Transcribe all of the data exactly. Omit the pictures.

DATA ROWS |
------------------------------------------------

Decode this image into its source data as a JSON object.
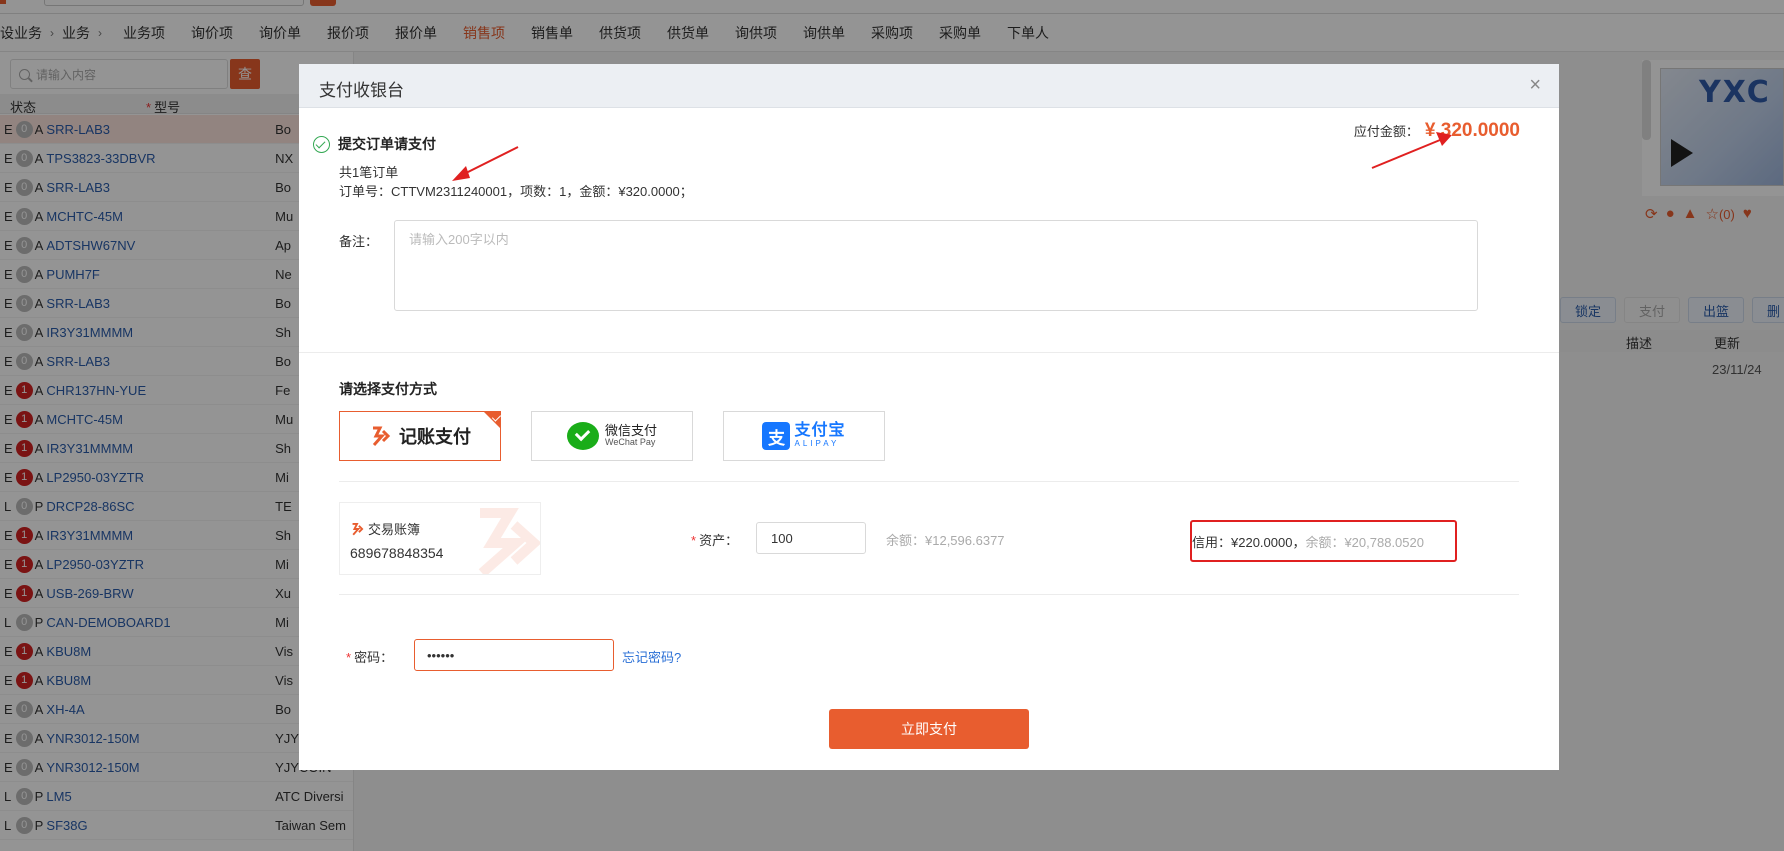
{
  "nav": {
    "crumbs": [
      "设业务",
      "业务"
    ],
    "items": [
      {
        "label": "业务项",
        "active": false
      },
      {
        "label": "询价项",
        "active": false
      },
      {
        "label": "询价单",
        "active": false
      },
      {
        "label": "报价项",
        "active": false
      },
      {
        "label": "报价单",
        "active": false
      },
      {
        "label": "销售项",
        "active": true
      },
      {
        "label": "销售单",
        "active": false
      },
      {
        "label": "供货项",
        "active": false
      },
      {
        "label": "供货单",
        "active": false
      },
      {
        "label": "询供项",
        "active": false
      },
      {
        "label": "询供单",
        "active": false
      },
      {
        "label": "采购项",
        "active": false
      },
      {
        "label": "采购单",
        "active": false
      },
      {
        "label": "下单人",
        "active": false
      }
    ]
  },
  "left": {
    "search_placeholder": "请输入内容",
    "search_button": "查",
    "col_status": "状态",
    "col_model": "型号",
    "rows": [
      {
        "status": "E",
        "badge": "0",
        "type": "A",
        "model": "SRR-LAB3",
        "mfr": "Bo",
        "selected": true
      },
      {
        "status": "E",
        "badge": "0",
        "type": "A",
        "model": "TPS3823-33DBVR",
        "mfr": "NX"
      },
      {
        "status": "E",
        "badge": "0",
        "type": "A",
        "model": "SRR-LAB3",
        "mfr": "Bo"
      },
      {
        "status": "E",
        "badge": "0",
        "type": "A",
        "model": "MCHTC-45M",
        "mfr": "Mu"
      },
      {
        "status": "E",
        "badge": "0",
        "type": "A",
        "model": "ADTSHW67NV",
        "mfr": "Ap"
      },
      {
        "status": "E",
        "badge": "0",
        "type": "A",
        "model": "PUMH7F",
        "mfr": "Ne"
      },
      {
        "status": "E",
        "badge": "0",
        "type": "A",
        "model": "SRR-LAB3",
        "mfr": "Bo"
      },
      {
        "status": "E",
        "badge": "0",
        "type": "A",
        "model": "IR3Y31MMMM",
        "mfr": "Sh"
      },
      {
        "status": "E",
        "badge": "0",
        "type": "A",
        "model": "SRR-LAB3",
        "mfr": "Bo"
      },
      {
        "status": "E",
        "badge": "1",
        "type": "A",
        "model": "CHR137HN-YUE",
        "mfr": "Fe"
      },
      {
        "status": "E",
        "badge": "1",
        "type": "A",
        "model": "MCHTC-45M",
        "mfr": "Mu"
      },
      {
        "status": "E",
        "badge": "1",
        "type": "A",
        "model": "IR3Y31MMMM",
        "mfr": "Sh"
      },
      {
        "status": "E",
        "badge": "1",
        "type": "A",
        "model": "LP2950-03YZTR",
        "mfr": "Mi"
      },
      {
        "status": "L",
        "badge": "0",
        "type": "P",
        "model": "DRCP28-86SC",
        "mfr": "TE"
      },
      {
        "status": "E",
        "badge": "1",
        "type": "A",
        "model": "IR3Y31MMMM",
        "mfr": "Sh"
      },
      {
        "status": "E",
        "badge": "1",
        "type": "A",
        "model": "LP2950-03YZTR",
        "mfr": "Mi"
      },
      {
        "status": "E",
        "badge": "1",
        "type": "A",
        "model": "USB-269-BRW",
        "mfr": "Xu"
      },
      {
        "status": "L",
        "badge": "0",
        "type": "P",
        "model": "CAN-DEMOBOARD1",
        "mfr": "Mi"
      },
      {
        "status": "E",
        "badge": "1",
        "type": "A",
        "model": "KBU8M",
        "mfr": "Vis"
      },
      {
        "status": "E",
        "badge": "1",
        "type": "A",
        "model": "KBU8M",
        "mfr": "Vis"
      },
      {
        "status": "E",
        "badge": "0",
        "type": "A",
        "model": "XH-4A",
        "mfr": "Bo"
      },
      {
        "status": "E",
        "badge": "0",
        "type": "A",
        "model": "YNR3012-150M",
        "mfr": "YJY"
      },
      {
        "status": "E",
        "badge": "0",
        "type": "A",
        "model": "YNR3012-150M",
        "mfr": "YJYCOIN"
      },
      {
        "status": "L",
        "badge": "0",
        "type": "P",
        "model": "LM5",
        "mfr": "ATC Diversi"
      },
      {
        "status": "L",
        "badge": "0",
        "type": "P",
        "model": "SF38G",
        "mfr": "Taiwan Sem"
      }
    ]
  },
  "right": {
    "thumb_logo": "YXC",
    "like_count": "(0)",
    "buttons": [
      {
        "label": "锁定",
        "disabled": false
      },
      {
        "label": "支付",
        "disabled": true
      },
      {
        "label": "出篮",
        "disabled": false
      },
      {
        "label": "删",
        "disabled": false
      }
    ],
    "col_desc": "描述",
    "col_update": "更新",
    "date": "23/11/24"
  },
  "modal": {
    "title": "支付收银台",
    "submit_text": "提交订单请支付",
    "order_count": "共1笔订单",
    "order_detail": "订单号：CTTVM2311240001，项数：1，金额：¥320.0000；",
    "amount_label": "应付金额：",
    "amount_value": "¥ 320.0000",
    "remark_label": "备注：",
    "remark_placeholder": "请输入200字以内",
    "pay_method_title": "请选择支付方式",
    "pay_options": {
      "jz": "记账支付",
      "wx_cn": "微信支付",
      "wx_en": "WeChat Pay",
      "ali_cn": "支付宝",
      "ali_en": "ALIPAY"
    },
    "account_name": "交易账簿",
    "account_no": "689678848354",
    "asset_label": "资产：",
    "asset_value": "100",
    "asset_balance": "余额：¥12,596.6377",
    "credit_label": "信用：¥220.0000，",
    "credit_balance": "余额：¥20,788.0520",
    "password_label": "密码：",
    "password_value": "••••••",
    "forgot_password": "忘记密码?",
    "pay_now": "立即支付"
  },
  "colors": {
    "accent": "#e85d2f",
    "wechat": "#1aad19",
    "alipay": "#1677ff",
    "highlight_box": "#e02020"
  }
}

------------------------------------------------

WRITTEN RESPONSE |
Decode this image into its source data as a JSON object.
{
  "nav": {
    "crumbs": [
      "设业务",
      "业务"
    ],
    "items": [
      {
        "label": "业务项",
        "active": false
      },
      {
        "label": "询价项",
        "active": false
      },
      {
        "label": "询价单",
        "active": false
      },
      {
        "label": "报价项",
        "active": false
      },
      {
        "label": "报价单",
        "active": false
      },
      {
        "label": "销售项",
        "active": true
      },
      {
        "label": "销售单",
        "active": false
      },
      {
        "label": "供货项",
        "active": false
      },
      {
        "label": "供货单",
        "active": false
      },
      {
        "label": "询供项",
        "active": false
      },
      {
        "label": "询供单",
        "active": false
      },
      {
        "label": "采购项",
        "active": false
      },
      {
        "label": "采购单",
        "active": false
      },
      {
        "label": "下单人",
        "active": false
      }
    ]
  },
  "left": {
    "search_placeholder": "请输入内容",
    "search_button": "查",
    "col_status": "状态",
    "col_model": "型号",
    "rows": [
      {
        "status": "E",
        "badge": "0",
        "type": "A",
        "model": "SRR-LAB3",
        "mfr": "Bo",
        "selected": true
      },
      {
        "status": "E",
        "badge": "0",
        "type": "A",
        "model": "TPS3823-33DBVR",
        "mfr": "NX"
      },
      {
        "status": "E",
        "badge": "0",
        "type": "A",
        "model": "SRR-LAB3",
        "mfr": "Bo"
      },
      {
        "status": "E",
        "badge": "0",
        "type": "A",
        "model": "MCHTC-45M",
        "mfr": "Mu"
      },
      {
        "status": "E",
        "badge": "0",
        "type": "A",
        "model": "ADTSHW67NV",
        "mfr": "Ap"
      },
      {
        "status": "E",
        "badge": "0",
        "type": "A",
        "model": "PUMH7F",
        "mfr": "Ne"
      },
      {
        "status": "E",
        "badge": "0",
        "type": "A",
        "model": "SRR-LAB3",
        "mfr": "Bo"
      },
      {
        "status": "E",
        "badge": "0",
        "type": "A",
        "model": "IR3Y31MMMM",
        "mfr": "Sh"
      },
      {
        "status": "E",
        "badge": "0",
        "type": "A",
        "model": "SRR-LAB3",
        "mfr": "Bo"
      },
      {
        "status": "E",
        "badge": "1",
        "type": "A",
        "model": "CHR137HN-YUE",
        "mfr": "Fe"
      },
      {
        "status": "E",
        "badge": "1",
        "type": "A",
        "model": "MCHTC-45M",
        "mfr": "Mu"
      },
      {
        "status": "E",
        "badge": "1",
        "type": "A",
        "model": "IR3Y31MMMM",
        "mfr": "Sh"
      },
      {
        "status": "E",
        "badge": "1",
        "type": "A",
        "model": "LP2950-03YZTR",
        "mfr": "Mi"
      },
      {
        "status": "L",
        "badge": "0",
        "type": "P",
        "model": "DRCP28-86SC",
        "mfr": "TE"
      },
      {
        "status": "E",
        "badge": "1",
        "type": "A",
        "model": "IR3Y31MMMM",
        "mfr": "Sh"
      },
      {
        "status": "E",
        "badge": "1",
        "type": "A",
        "model": "LP2950-03YZTR",
        "mfr": "Mi"
      },
      {
        "status": "E",
        "badge": "1",
        "type": "A",
        "model": "USB-269-BRW",
        "mfr": "Xu"
      },
      {
        "status": "L",
        "badge": "0",
        "type": "P",
        "model": "CAN-DEMOBOARD1",
        "mfr": "Mi"
      },
      {
        "status": "E",
        "badge": "1",
        "type": "A",
        "model": "KBU8M",
        "mfr": "Vis"
      },
      {
        "status": "E",
        "badge": "1",
        "type": "A",
        "model": "KBU8M",
        "mfr": "Vis"
      },
      {
        "status": "E",
        "badge": "0",
        "type": "A",
        "model": "XH-4A",
        "mfr": "Bo"
      },
      {
        "status": "E",
        "badge": "0",
        "type": "A",
        "model": "YNR3012-150M",
        "mfr": "YJY"
      },
      {
        "status": "E",
        "badge": "0",
        "type": "A",
        "model": "YNR3012-150M",
        "mfr": "YJYCOIN"
      },
      {
        "status": "L",
        "badge": "0",
        "type": "P",
        "model": "LM5",
        "mfr": "ATC Diversi"
      },
      {
        "status": "L",
        "badge": "0",
        "type": "P",
        "model": "SF38G",
        "mfr": "Taiwan Sem"
      }
    ]
  },
  "right": {
    "thumb_logo": "YXC",
    "like_count": "(0)",
    "buttons": [
      {
        "label": "锁定",
        "disabled": false
      },
      {
        "label": "支付",
        "disabled": true
      },
      {
        "label": "出篮",
        "disabled": false
      },
      {
        "label": "删",
        "disabled": false
      }
    ],
    "col_desc": "描述",
    "col_update": "更新",
    "date": "23/11/24"
  },
  "modal": {
    "title": "支付收银台",
    "submit_text": "提交订单请支付",
    "order_count": "共1笔订单",
    "order_detail": "订单号：CTTVM2311240001，项数：1，金额：¥320.0000；",
    "amount_label": "应付金额：",
    "amount_value": "¥ 320.0000",
    "remark_label": "备注：",
    "remark_placeholder": "请输入200字以内",
    "pay_method_title": "请选择支付方式",
    "pay_options": {
      "jz": "记账支付",
      "wx_cn": "微信支付",
      "wx_en": "WeChat Pay",
      "ali_cn": "支付宝",
      "ali_en": "ALIPAY"
    },
    "account_name": "交易账簿",
    "account_no": "689678848354",
    "asset_label": "资产：",
    "asset_value": "100",
    "asset_balance": "余额：¥12,596.6377",
    "credit_label": "信用：¥220.0000，",
    "credit_balance": "余额：¥20,788.0520",
    "password_label": "密码：",
    "password_value": "••••••",
    "forgot_password": "忘记密码?",
    "pay_now": "立即支付"
  },
  "colors": {
    "accent": "#e85d2f",
    "wechat": "#1aad19",
    "alipay": "#1677ff",
    "highlight_box": "#e02020"
  }
}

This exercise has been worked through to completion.